(Dataset items)
######
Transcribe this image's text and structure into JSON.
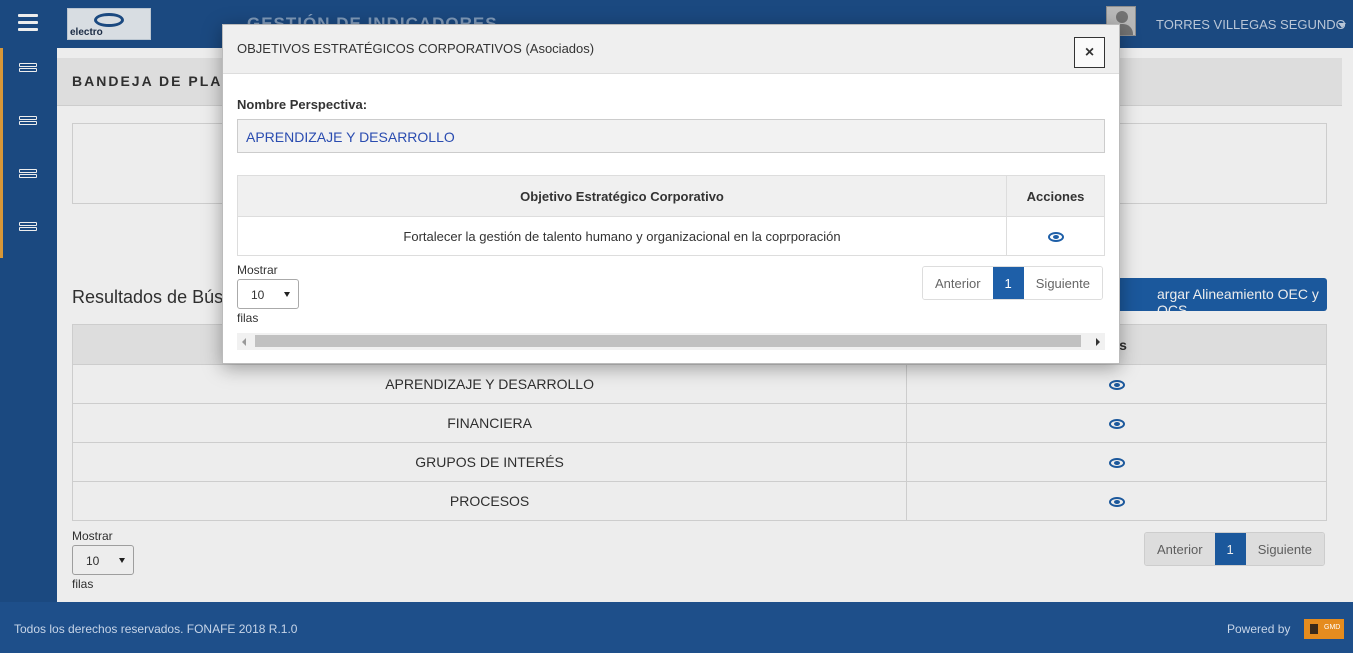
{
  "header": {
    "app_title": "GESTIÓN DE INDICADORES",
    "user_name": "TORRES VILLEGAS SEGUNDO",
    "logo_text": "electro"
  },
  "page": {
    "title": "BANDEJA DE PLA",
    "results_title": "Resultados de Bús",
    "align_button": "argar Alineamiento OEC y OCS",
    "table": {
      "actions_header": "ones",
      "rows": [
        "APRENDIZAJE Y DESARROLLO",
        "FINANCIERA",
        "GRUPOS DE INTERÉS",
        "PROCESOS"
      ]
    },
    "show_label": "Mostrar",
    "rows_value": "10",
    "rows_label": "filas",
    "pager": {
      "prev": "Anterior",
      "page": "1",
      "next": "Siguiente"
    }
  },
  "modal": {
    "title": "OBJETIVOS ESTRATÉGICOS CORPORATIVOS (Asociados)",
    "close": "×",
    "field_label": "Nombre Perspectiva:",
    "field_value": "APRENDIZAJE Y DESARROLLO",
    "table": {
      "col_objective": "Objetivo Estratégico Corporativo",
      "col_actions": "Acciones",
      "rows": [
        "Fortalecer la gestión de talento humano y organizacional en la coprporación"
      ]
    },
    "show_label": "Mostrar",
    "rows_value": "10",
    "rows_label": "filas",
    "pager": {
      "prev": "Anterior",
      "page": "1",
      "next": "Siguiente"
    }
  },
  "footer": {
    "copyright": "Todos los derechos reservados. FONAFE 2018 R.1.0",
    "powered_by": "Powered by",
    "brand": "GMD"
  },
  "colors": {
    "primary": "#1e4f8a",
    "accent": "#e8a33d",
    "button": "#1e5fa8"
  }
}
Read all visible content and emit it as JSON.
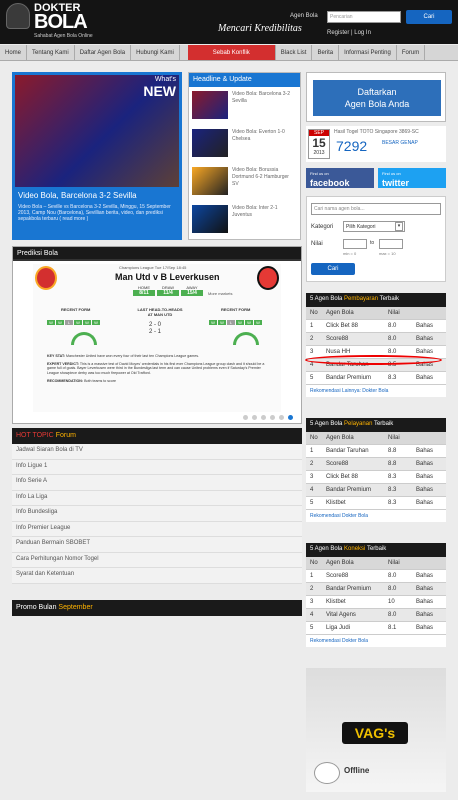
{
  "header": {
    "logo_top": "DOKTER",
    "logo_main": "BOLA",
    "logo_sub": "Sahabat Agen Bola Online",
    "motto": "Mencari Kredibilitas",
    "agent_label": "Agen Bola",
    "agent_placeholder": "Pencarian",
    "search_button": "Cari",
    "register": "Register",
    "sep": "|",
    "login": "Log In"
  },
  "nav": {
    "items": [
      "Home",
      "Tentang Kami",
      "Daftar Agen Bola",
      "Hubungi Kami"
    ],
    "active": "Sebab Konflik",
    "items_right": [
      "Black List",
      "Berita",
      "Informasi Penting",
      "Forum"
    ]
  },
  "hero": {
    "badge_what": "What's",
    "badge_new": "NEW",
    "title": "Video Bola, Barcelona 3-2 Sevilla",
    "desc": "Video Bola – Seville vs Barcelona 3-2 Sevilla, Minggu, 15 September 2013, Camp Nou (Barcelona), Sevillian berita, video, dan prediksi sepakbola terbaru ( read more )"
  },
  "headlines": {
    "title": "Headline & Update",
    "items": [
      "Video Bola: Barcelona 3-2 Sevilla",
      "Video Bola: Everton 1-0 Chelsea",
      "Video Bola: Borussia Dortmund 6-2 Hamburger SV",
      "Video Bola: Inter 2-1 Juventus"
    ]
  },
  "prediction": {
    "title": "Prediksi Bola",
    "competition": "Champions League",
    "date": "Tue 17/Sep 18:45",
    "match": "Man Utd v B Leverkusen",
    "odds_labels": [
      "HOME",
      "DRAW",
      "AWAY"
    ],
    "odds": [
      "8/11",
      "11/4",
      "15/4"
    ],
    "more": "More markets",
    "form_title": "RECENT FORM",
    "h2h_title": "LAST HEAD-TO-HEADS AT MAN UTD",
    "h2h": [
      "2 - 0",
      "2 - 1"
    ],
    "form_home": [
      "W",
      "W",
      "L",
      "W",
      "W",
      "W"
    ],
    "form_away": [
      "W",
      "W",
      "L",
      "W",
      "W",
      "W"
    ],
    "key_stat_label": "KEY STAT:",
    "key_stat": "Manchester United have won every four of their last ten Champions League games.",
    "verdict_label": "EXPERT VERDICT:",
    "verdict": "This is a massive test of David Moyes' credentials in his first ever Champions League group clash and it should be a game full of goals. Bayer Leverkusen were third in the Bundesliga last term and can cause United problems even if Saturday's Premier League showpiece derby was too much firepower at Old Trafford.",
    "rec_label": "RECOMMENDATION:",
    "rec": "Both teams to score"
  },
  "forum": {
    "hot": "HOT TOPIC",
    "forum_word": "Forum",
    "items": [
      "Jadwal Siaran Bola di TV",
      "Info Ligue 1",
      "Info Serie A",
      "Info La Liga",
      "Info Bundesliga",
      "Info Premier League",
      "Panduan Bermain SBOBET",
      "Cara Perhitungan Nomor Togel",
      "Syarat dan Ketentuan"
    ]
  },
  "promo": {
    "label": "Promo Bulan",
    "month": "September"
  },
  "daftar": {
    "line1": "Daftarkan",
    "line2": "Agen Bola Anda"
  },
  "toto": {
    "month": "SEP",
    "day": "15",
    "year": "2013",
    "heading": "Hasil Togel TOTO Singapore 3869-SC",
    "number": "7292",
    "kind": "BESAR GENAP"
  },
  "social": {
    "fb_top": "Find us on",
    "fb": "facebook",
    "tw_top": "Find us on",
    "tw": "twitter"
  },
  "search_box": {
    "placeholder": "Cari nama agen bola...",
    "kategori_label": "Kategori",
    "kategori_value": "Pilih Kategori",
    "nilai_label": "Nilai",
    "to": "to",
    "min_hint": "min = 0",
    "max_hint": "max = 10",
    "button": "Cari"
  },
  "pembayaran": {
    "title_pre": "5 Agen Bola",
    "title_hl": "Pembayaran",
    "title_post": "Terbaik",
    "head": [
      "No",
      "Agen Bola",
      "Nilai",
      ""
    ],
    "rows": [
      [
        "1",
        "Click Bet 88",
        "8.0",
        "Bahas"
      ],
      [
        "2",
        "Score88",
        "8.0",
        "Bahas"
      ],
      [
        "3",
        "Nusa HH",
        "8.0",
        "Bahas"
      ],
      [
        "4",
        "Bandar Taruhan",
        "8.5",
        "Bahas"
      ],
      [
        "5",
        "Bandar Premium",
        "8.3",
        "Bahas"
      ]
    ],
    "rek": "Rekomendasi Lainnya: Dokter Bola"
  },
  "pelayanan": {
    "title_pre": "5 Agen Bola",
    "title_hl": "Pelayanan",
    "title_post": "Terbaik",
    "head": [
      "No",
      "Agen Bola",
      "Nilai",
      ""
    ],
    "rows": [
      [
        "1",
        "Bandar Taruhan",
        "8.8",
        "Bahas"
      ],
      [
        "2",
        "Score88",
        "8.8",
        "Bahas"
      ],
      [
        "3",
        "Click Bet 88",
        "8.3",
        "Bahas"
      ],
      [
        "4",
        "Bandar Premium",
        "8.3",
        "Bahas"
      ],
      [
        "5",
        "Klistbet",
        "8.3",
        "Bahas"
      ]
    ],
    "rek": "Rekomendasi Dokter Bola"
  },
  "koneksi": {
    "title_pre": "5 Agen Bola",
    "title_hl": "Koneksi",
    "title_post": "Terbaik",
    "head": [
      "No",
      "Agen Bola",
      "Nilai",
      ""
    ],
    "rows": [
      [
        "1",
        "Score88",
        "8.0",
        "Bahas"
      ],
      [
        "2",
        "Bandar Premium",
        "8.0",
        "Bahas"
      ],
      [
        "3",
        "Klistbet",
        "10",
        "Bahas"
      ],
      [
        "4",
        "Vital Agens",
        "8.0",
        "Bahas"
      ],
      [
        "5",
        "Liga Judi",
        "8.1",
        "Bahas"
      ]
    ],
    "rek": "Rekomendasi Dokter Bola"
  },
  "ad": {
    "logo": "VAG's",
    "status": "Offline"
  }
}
######
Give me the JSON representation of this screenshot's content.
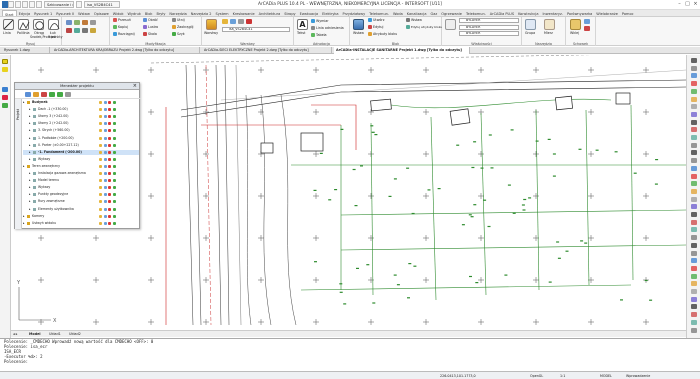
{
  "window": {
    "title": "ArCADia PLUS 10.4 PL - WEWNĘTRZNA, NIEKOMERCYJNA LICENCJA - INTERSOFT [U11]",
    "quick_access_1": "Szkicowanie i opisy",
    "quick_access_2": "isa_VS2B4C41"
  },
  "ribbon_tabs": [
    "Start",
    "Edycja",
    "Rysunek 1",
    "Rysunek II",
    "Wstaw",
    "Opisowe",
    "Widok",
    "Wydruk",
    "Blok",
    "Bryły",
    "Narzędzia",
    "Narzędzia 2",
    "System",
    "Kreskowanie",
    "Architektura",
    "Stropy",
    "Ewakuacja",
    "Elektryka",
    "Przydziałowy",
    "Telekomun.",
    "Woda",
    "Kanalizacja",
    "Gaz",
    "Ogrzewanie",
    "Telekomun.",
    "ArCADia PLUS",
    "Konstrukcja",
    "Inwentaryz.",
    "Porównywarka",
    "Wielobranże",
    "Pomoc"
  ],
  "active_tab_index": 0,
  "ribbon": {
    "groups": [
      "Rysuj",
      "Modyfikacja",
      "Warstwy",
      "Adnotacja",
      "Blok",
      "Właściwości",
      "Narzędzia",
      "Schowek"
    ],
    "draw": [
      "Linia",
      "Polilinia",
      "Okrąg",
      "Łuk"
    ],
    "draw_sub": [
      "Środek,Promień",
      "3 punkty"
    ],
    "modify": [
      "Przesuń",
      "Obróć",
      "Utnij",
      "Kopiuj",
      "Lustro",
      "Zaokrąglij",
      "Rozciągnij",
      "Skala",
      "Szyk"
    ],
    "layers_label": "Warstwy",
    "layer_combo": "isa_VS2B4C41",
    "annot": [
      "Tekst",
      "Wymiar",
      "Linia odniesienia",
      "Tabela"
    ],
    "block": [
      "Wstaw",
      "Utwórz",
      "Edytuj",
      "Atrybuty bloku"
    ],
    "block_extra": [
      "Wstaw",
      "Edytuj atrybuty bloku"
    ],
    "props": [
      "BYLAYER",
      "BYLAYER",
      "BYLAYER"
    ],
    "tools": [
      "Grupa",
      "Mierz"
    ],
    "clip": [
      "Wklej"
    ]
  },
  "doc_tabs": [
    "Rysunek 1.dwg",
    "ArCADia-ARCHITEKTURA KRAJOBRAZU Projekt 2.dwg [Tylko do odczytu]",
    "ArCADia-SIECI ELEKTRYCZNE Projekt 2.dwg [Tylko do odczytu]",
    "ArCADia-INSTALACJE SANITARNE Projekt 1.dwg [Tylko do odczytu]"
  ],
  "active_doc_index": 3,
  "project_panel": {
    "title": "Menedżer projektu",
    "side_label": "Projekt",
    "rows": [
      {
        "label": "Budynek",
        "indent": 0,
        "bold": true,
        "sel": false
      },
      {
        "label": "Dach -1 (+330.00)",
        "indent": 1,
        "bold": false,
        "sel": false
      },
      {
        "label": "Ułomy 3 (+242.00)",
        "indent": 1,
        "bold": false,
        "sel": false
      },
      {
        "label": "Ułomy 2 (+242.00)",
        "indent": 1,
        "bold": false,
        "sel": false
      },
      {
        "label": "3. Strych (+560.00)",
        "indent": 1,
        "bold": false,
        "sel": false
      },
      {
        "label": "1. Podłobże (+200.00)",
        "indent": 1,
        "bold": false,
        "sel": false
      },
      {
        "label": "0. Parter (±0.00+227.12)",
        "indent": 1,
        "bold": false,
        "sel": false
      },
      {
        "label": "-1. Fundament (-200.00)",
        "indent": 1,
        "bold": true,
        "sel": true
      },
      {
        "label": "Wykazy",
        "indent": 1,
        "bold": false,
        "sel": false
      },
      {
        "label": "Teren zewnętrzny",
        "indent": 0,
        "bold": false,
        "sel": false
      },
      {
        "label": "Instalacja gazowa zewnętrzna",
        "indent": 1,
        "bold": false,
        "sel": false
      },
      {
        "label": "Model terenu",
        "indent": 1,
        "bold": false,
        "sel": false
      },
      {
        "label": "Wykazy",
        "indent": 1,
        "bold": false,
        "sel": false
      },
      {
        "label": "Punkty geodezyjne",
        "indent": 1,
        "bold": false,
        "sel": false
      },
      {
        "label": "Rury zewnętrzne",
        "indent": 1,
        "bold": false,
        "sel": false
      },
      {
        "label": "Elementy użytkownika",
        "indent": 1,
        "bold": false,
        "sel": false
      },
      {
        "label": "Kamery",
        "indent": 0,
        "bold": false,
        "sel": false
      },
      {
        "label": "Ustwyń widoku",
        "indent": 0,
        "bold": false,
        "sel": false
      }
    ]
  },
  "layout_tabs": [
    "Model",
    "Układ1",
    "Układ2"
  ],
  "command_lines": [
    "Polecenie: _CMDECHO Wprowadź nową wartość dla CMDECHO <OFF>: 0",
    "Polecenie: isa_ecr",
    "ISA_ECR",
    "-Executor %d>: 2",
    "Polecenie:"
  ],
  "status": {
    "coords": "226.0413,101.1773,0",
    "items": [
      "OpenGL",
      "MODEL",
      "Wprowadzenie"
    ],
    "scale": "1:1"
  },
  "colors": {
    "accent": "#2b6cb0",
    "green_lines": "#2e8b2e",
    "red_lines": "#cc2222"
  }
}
######
### GIVEN EXERCISE
Which lines in the data above contain "DESARROLLO"? Show each one.

### REPLY
        "APRENDIZAJE Y DESARROLLO",
    "field_value": "APRENDIZAJE Y DESARROLLO",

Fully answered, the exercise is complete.